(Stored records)
━━━━━━━━━━━━━━━━━━━━

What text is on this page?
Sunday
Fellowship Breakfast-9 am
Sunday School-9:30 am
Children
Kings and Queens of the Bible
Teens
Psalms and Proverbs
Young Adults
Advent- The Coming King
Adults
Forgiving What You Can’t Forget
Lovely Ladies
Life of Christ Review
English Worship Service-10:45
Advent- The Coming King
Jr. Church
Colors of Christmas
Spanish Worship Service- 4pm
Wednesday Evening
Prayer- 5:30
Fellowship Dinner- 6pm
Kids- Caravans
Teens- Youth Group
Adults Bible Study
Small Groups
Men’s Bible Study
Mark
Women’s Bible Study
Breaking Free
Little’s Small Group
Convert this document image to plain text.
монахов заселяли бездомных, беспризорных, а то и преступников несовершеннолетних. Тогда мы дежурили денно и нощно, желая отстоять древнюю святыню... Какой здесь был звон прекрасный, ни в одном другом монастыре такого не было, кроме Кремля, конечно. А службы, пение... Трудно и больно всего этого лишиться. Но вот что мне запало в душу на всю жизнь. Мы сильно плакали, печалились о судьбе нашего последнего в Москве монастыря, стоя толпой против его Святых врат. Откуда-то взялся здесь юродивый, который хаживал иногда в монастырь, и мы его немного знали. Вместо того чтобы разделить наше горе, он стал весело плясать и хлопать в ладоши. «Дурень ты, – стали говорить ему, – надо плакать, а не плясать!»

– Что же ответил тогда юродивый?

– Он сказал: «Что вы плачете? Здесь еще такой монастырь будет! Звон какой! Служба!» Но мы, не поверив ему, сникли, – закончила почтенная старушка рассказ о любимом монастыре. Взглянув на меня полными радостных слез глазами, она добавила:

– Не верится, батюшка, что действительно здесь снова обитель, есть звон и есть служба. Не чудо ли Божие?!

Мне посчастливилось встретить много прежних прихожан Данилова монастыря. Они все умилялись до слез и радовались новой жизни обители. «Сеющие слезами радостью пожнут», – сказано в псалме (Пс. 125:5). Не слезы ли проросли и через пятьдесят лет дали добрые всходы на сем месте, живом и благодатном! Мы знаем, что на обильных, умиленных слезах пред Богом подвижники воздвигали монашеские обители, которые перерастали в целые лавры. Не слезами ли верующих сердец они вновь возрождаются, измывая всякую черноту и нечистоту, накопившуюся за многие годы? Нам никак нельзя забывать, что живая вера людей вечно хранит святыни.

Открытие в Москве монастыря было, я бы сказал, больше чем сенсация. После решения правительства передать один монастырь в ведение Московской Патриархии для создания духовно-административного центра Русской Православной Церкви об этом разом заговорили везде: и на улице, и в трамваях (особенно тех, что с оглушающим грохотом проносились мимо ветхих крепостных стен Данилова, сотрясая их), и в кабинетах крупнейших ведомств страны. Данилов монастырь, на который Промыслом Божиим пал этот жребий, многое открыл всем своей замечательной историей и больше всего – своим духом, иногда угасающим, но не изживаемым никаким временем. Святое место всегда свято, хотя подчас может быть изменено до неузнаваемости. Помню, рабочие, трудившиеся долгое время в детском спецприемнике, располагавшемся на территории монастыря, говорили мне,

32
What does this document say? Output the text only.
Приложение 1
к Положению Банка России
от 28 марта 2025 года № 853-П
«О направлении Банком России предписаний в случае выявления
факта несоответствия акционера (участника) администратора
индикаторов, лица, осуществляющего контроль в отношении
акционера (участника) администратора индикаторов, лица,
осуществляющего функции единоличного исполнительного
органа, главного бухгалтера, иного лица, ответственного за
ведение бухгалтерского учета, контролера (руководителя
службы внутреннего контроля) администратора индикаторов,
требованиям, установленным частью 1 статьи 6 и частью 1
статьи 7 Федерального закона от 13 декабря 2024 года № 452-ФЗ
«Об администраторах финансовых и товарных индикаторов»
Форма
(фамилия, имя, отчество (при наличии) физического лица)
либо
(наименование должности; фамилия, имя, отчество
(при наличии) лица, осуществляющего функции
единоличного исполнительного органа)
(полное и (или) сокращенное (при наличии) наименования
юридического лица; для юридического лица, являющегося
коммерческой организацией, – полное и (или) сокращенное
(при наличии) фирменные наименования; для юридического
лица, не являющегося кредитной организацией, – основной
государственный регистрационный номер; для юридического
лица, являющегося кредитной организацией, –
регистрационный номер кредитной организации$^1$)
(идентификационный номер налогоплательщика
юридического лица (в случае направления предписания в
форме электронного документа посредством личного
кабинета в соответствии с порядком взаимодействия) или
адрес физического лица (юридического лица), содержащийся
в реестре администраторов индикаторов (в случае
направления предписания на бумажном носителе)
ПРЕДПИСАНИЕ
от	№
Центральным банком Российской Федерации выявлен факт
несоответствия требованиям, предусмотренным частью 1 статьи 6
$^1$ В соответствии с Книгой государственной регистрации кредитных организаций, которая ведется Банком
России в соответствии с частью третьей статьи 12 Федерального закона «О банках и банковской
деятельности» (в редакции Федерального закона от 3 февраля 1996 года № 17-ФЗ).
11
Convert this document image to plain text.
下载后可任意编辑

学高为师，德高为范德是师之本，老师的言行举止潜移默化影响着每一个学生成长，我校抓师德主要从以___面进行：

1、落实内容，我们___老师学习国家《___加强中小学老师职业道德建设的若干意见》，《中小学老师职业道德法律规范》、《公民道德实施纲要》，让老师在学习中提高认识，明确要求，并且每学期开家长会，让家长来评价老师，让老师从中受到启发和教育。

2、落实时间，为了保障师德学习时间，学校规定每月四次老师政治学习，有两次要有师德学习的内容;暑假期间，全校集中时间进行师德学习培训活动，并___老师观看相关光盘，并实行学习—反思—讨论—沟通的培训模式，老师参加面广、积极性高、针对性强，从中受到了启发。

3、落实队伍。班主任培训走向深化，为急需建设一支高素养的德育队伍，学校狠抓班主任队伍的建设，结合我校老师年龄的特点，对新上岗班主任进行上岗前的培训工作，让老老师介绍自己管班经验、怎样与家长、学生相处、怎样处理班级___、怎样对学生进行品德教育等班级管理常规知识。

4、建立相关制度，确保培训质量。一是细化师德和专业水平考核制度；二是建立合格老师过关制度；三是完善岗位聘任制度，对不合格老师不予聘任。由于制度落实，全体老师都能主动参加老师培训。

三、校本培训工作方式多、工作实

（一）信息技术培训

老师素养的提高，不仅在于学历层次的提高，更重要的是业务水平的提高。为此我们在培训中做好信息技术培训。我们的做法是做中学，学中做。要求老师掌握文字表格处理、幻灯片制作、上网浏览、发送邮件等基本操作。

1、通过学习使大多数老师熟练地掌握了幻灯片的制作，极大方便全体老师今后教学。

━━━━━━━━━━━━━━━━━━━━

SHORT PROBLEM: Filter the records, keeping only lines that contain "полное", and show those lines.

THE ANSWER:
(полное и (или) сокращенное (при наличии) наименования
коммерческой организацией, – полное и (или) сокращенное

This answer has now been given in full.